=== INSTRUCTION ===
Track down the lines that contain "xlabel" and copy them.

=== GIVEN RECORDS ===
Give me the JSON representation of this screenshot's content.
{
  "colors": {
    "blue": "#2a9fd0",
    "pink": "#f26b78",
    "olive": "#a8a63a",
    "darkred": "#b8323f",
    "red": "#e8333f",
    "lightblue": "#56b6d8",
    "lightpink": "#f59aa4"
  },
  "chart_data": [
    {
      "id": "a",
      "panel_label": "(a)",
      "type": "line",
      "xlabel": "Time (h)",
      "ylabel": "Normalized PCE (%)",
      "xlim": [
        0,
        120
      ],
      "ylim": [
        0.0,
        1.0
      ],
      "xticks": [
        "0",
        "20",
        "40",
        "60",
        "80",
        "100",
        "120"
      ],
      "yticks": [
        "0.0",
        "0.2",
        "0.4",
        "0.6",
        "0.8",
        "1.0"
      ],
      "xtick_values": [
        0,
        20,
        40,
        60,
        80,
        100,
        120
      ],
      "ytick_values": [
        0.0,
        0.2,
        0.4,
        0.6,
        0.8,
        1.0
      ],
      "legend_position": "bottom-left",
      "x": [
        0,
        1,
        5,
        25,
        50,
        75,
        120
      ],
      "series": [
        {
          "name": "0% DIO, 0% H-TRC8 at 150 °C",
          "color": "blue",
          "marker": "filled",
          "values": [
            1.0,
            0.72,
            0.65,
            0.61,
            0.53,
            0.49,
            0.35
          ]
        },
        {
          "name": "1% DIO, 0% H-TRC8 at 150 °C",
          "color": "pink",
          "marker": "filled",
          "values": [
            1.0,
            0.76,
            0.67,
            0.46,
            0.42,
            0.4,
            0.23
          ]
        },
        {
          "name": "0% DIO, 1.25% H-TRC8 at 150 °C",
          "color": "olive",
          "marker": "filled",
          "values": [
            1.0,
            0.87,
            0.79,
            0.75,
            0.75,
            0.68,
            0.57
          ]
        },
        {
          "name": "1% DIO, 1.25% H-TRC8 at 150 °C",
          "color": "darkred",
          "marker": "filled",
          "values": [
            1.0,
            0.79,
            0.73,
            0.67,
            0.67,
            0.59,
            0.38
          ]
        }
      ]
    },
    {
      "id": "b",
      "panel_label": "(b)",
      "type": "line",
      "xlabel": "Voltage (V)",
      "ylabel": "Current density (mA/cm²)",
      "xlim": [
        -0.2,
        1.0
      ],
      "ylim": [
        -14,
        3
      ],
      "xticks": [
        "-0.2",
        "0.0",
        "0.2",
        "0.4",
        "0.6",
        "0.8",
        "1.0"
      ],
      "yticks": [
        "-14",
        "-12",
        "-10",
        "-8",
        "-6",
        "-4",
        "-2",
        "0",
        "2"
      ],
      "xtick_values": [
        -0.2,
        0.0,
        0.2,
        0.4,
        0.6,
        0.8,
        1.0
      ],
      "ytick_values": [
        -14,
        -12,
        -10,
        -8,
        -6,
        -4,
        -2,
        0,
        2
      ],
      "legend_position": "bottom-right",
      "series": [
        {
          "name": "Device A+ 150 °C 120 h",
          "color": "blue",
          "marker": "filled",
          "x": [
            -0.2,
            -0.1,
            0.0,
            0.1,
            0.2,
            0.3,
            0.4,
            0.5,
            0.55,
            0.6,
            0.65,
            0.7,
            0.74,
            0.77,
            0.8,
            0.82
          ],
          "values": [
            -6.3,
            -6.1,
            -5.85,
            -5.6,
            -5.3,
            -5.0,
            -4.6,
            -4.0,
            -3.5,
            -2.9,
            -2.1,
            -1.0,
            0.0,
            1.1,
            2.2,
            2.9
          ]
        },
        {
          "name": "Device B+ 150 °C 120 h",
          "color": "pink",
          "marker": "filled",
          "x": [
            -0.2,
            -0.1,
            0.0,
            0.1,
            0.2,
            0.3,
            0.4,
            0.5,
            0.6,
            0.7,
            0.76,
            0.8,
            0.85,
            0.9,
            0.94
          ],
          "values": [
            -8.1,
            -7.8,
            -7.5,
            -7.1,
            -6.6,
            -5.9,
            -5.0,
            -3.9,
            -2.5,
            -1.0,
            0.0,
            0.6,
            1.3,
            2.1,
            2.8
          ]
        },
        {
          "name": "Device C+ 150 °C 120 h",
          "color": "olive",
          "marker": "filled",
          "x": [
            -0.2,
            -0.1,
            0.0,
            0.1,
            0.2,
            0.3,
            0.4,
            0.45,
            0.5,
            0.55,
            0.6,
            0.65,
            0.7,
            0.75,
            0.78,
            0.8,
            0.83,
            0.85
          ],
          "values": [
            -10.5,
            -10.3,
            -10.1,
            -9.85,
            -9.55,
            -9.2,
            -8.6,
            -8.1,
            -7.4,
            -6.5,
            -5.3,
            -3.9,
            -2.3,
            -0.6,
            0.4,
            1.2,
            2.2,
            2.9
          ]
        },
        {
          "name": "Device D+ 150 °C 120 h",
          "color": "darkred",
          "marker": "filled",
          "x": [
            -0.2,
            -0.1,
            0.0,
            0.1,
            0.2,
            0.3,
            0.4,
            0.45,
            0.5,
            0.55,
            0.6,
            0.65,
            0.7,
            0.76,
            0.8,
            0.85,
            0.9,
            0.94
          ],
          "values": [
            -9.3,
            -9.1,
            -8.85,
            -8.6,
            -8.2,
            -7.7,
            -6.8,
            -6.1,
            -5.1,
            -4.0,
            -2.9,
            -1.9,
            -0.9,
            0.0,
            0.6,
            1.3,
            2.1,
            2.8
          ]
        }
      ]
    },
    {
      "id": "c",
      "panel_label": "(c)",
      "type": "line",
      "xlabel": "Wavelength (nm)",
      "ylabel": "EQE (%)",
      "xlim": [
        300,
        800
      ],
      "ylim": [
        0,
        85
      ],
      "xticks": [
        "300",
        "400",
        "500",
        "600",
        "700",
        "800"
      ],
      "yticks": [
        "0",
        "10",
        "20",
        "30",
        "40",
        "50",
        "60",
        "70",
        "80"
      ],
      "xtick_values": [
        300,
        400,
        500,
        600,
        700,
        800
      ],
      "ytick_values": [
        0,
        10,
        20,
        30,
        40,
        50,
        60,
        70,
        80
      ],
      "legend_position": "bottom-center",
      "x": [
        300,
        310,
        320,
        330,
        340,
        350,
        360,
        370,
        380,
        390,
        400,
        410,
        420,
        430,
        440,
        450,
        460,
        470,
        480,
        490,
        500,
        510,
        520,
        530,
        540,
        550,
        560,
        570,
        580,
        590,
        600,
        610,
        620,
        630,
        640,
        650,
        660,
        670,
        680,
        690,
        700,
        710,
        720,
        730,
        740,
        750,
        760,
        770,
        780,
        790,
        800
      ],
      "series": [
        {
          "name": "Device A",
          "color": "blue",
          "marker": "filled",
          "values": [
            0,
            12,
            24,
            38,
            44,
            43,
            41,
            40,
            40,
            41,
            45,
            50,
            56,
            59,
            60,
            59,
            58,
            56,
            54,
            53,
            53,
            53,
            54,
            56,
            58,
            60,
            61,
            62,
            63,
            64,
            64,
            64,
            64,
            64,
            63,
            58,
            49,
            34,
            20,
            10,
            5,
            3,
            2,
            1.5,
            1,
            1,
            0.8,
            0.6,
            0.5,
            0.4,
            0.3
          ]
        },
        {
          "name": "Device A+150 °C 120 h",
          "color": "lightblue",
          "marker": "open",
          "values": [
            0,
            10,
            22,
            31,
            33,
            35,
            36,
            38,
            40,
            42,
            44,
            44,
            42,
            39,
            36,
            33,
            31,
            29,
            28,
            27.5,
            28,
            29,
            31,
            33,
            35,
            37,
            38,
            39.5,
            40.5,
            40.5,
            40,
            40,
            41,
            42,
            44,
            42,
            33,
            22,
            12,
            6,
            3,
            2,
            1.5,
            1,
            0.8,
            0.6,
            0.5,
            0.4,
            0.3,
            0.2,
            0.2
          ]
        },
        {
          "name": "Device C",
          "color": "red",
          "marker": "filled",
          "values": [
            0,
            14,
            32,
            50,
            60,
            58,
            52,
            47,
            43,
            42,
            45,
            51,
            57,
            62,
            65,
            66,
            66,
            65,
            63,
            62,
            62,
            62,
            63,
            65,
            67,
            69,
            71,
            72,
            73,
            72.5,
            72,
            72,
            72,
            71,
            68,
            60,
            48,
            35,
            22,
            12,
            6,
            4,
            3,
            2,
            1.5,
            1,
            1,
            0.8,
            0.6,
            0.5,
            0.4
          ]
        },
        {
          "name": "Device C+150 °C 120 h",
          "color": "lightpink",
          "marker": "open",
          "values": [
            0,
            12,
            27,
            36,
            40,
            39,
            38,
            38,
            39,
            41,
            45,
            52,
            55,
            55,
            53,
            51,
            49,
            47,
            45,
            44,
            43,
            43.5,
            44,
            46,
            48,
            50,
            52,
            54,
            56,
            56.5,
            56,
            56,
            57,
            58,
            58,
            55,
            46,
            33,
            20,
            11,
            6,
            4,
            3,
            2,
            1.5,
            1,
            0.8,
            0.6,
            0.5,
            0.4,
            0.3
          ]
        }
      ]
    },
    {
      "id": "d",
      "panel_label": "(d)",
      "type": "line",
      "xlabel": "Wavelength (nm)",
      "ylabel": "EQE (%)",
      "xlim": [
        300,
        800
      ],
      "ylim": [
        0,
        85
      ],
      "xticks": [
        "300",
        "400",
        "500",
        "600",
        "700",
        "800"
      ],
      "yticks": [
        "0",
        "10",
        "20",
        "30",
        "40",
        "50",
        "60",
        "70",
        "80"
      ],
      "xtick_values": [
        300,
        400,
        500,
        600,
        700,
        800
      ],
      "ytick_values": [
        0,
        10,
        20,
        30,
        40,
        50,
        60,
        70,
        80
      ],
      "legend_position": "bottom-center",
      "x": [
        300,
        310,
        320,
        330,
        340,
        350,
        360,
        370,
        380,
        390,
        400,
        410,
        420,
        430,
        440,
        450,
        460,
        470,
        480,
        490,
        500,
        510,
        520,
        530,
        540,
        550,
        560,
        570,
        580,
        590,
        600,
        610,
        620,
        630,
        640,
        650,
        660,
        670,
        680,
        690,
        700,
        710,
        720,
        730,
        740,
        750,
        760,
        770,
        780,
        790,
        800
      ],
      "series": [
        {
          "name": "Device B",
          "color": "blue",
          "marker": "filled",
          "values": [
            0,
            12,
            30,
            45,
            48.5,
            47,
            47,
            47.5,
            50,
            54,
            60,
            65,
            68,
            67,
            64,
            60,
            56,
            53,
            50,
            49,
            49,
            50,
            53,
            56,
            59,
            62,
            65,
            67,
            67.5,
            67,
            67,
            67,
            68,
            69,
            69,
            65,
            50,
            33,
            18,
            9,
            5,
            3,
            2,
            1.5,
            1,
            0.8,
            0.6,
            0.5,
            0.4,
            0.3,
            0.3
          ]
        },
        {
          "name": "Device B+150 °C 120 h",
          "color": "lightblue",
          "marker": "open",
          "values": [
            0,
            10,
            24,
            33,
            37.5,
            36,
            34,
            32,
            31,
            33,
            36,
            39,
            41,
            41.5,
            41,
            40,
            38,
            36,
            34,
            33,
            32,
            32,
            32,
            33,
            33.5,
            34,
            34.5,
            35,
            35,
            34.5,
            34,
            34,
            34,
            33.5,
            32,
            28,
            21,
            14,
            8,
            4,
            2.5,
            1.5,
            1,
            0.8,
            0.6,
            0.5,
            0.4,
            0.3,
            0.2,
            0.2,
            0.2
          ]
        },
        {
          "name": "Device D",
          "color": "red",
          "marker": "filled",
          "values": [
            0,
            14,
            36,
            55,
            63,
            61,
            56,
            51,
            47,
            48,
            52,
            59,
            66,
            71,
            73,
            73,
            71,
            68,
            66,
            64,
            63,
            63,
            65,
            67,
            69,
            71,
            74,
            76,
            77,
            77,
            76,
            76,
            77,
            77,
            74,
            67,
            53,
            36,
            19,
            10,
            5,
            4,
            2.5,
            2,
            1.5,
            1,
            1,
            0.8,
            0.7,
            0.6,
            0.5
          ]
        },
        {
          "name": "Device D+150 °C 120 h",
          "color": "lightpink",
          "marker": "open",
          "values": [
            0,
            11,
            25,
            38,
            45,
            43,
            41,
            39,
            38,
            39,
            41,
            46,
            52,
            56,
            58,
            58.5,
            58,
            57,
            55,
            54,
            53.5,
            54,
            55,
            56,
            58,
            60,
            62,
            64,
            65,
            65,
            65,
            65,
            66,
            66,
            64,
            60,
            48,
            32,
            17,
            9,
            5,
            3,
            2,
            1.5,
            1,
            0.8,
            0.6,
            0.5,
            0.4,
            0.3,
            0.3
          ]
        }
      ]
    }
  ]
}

=== EXERCISE SOLUTION ===
      "xlabel": "Time (h)",
      "xlabel": "Voltage (V)",
      "xlabel": "Wavelength (nm)",
      "xlabel": "Wavelength (nm)",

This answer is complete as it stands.